Provided entries:

>>

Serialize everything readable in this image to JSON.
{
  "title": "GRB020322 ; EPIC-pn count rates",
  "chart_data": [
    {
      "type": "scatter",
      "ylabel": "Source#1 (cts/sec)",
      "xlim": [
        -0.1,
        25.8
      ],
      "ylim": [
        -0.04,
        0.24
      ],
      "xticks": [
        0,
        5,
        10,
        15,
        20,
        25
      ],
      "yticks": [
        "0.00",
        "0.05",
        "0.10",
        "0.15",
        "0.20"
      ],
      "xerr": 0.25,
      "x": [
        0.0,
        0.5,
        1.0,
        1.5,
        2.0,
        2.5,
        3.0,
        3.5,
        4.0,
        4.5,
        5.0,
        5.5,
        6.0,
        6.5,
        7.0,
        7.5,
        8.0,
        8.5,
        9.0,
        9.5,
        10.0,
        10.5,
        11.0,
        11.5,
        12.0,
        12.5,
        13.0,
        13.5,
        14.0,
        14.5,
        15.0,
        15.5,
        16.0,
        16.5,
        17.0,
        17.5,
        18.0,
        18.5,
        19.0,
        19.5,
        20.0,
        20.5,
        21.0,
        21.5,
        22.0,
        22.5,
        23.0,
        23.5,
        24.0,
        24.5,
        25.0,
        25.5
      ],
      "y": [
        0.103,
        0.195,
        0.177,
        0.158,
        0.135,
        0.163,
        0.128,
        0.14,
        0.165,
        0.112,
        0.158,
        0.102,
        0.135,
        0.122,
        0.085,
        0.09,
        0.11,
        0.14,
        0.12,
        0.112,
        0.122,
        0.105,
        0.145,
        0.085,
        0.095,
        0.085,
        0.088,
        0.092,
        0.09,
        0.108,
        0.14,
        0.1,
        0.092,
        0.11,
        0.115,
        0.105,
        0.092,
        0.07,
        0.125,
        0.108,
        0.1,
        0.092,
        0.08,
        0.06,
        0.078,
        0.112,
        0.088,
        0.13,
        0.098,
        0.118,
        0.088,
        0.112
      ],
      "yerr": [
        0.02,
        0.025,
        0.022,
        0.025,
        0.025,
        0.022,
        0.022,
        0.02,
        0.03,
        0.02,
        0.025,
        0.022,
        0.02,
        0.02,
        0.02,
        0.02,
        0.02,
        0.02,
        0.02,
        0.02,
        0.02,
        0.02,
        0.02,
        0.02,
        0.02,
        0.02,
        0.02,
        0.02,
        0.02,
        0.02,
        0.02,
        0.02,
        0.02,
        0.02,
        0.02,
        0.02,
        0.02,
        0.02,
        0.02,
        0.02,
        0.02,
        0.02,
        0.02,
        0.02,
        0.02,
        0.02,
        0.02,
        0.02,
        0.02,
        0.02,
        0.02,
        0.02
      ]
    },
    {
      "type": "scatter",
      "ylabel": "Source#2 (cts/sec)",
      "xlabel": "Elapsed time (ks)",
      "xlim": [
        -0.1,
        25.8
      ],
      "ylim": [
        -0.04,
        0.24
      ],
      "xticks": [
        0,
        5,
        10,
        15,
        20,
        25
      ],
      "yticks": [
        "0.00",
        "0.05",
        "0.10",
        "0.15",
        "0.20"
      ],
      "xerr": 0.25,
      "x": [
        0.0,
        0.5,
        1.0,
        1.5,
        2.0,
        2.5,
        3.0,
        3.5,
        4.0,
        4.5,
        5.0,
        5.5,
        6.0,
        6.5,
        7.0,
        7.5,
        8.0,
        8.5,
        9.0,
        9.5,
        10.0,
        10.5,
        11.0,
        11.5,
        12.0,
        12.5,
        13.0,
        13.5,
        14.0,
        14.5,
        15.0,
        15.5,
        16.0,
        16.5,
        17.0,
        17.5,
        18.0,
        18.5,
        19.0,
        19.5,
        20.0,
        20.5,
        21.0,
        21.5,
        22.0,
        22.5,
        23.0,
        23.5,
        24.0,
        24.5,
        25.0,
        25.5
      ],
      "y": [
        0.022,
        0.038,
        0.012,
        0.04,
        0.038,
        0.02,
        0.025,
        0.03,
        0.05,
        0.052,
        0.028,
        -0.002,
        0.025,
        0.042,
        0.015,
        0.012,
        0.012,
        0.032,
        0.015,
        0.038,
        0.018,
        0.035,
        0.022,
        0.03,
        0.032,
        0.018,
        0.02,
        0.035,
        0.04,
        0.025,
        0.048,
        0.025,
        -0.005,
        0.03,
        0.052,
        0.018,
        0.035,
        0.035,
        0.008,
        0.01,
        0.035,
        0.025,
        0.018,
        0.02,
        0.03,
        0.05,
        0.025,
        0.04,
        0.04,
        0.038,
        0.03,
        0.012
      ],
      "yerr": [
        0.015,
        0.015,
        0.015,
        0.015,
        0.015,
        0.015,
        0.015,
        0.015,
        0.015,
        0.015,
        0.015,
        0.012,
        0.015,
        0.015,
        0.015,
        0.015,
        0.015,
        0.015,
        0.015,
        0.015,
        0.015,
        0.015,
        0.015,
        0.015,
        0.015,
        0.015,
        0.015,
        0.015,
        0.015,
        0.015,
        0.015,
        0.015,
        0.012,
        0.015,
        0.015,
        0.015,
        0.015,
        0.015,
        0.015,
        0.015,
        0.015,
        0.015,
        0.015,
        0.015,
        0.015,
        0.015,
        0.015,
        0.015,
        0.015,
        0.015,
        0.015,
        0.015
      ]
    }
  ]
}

<<

Exercise requirements: Retype the material above, line by line, exactly.

Task result:
Serialize everything readable in this image to JSON.
{
  "title": "GRB020322 ; EPIC-pn count rates",
  "chart_data": [
    {
      "type": "scatter",
      "ylabel": "Source#1 (cts/sec)",
      "xlim": [
        -0.1,
        25.8
      ],
      "ylim": [
        -0.04,
        0.24
      ],
      "xticks": [
        0,
        5,
        10,
        15,
        20,
        25
      ],
      "yticks": [
        "0.00",
        "0.05",
        "0.10",
        "0.15",
        "0.20"
      ],
      "xerr": 0.25,
      "x": [
        0.0,
        0.5,
        1.0,
        1.5,
        2.0,
        2.5,
        3.0,
        3.5,
        4.0,
        4.5,
        5.0,
        5.5,
        6.0,
        6.5,
        7.0,
        7.5,
        8.0,
        8.5,
        9.0,
        9.5,
        10.0,
        10.5,
        11.0,
        11.5,
        12.0,
        12.5,
        13.0,
        13.5,
        14.0,
        14.5,
        15.0,
        15.5,
        16.0,
        16.5,
        17.0,
        17.5,
        18.0,
        18.5,
        19.0,
        19.5,
        20.0,
        20.5,
        21.0,
        21.5,
        22.0,
        22.5,
        23.0,
        23.5,
        24.0,
        24.5,
        25.0,
        25.5
      ],
      "y": [
        0.103,
        0.195,
        0.177,
        0.158,
        0.135,
        0.163,
        0.128,
        0.14,
        0.165,
        0.112,
        0.158,
        0.102,
        0.135,
        0.122,
        0.085,
        0.09,
        0.11,
        0.14,
        0.12,
        0.112,
        0.122,
        0.105,
        0.145,
        0.085,
        0.095,
        0.085,
        0.088,
        0.092,
        0.09,
        0.108,
        0.14,
        0.1,
        0.092,
        0.11,
        0.115,
        0.105,
        0.092,
        0.07,
        0.125,
        0.108,
        0.1,
        0.092,
        0.08,
        0.06,
        0.078,
        0.112,
        0.088,
        0.13,
        0.098,
        0.118,
        0.088,
        0.112
      ],
      "yerr": [
        0.02,
        0.025,
        0.022,
        0.025,
        0.025,
        0.022,
        0.022,
        0.02,
        0.03,
        0.02,
        0.025,
        0.022,
        0.02,
        0.02,
        0.02,
        0.02,
        0.02,
        0.02,
        0.02,
        0.02,
        0.02,
        0.02,
        0.02,
        0.02,
        0.02,
        0.02,
        0.02,
        0.02,
        0.02,
        0.02,
        0.02,
        0.02,
        0.02,
        0.02,
        0.02,
        0.02,
        0.02,
        0.02,
        0.02,
        0.02,
        0.02,
        0.02,
        0.02,
        0.02,
        0.02,
        0.02,
        0.02,
        0.02,
        0.02,
        0.02,
        0.02,
        0.02
      ]
    },
    {
      "type": "scatter",
      "ylabel": "Source#2 (cts/sec)",
      "xlabel": "Elapsed time (ks)",
      "xlim": [
        -0.1,
        25.8
      ],
      "ylim": [
        -0.04,
        0.24
      ],
      "xticks": [
        0,
        5,
        10,
        15,
        20,
        25
      ],
      "yticks": [
        "0.00",
        "0.05",
        "0.10",
        "0.15",
        "0.20"
      ],
      "xerr": 0.25,
      "x": [
        0.0,
        0.5,
        1.0,
        1.5,
        2.0,
        2.5,
        3.0,
        3.5,
        4.0,
        4.5,
        5.0,
        5.5,
        6.0,
        6.5,
        7.0,
        7.5,
        8.0,
        8.5,
        9.0,
        9.5,
        10.0,
        10.5,
        11.0,
        11.5,
        12.0,
        12.5,
        13.0,
        13.5,
        14.0,
        14.5,
        15.0,
        15.5,
        16.0,
        16.5,
        17.0,
        17.5,
        18.0,
        18.5,
        19.0,
        19.5,
        20.0,
        20.5,
        21.0,
        21.5,
        22.0,
        22.5,
        23.0,
        23.5,
        24.0,
        24.5,
        25.0,
        25.5
      ],
      "y": [
        0.022,
        0.038,
        0.012,
        0.04,
        0.038,
        0.02,
        0.025,
        0.03,
        0.05,
        0.052,
        0.028,
        -0.002,
        0.025,
        0.042,
        0.015,
        0.012,
        0.012,
        0.032,
        0.015,
        0.038,
        0.018,
        0.035,
        0.022,
        0.03,
        0.032,
        0.018,
        0.02,
        0.035,
        0.04,
        0.025,
        0.048,
        0.025,
        -0.005,
        0.03,
        0.052,
        0.018,
        0.035,
        0.035,
        0.008,
        0.01,
        0.035,
        0.025,
        0.018,
        0.02,
        0.03,
        0.05,
        0.025,
        0.04,
        0.04,
        0.038,
        0.03,
        0.012
      ],
      "yerr": [
        0.015,
        0.015,
        0.015,
        0.015,
        0.015,
        0.015,
        0.015,
        0.015,
        0.015,
        0.015,
        0.015,
        0.012,
        0.015,
        0.015,
        0.015,
        0.015,
        0.015,
        0.015,
        0.015,
        0.015,
        0.015,
        0.015,
        0.015,
        0.015,
        0.015,
        0.015,
        0.015,
        0.015,
        0.015,
        0.015,
        0.015,
        0.015,
        0.012,
        0.015,
        0.015,
        0.015,
        0.015,
        0.015,
        0.015,
        0.015,
        0.015,
        0.015,
        0.015,
        0.015,
        0.015,
        0.015,
        0.015,
        0.015,
        0.015,
        0.015,
        0.015,
        0.015
      ]
    }
  ]
}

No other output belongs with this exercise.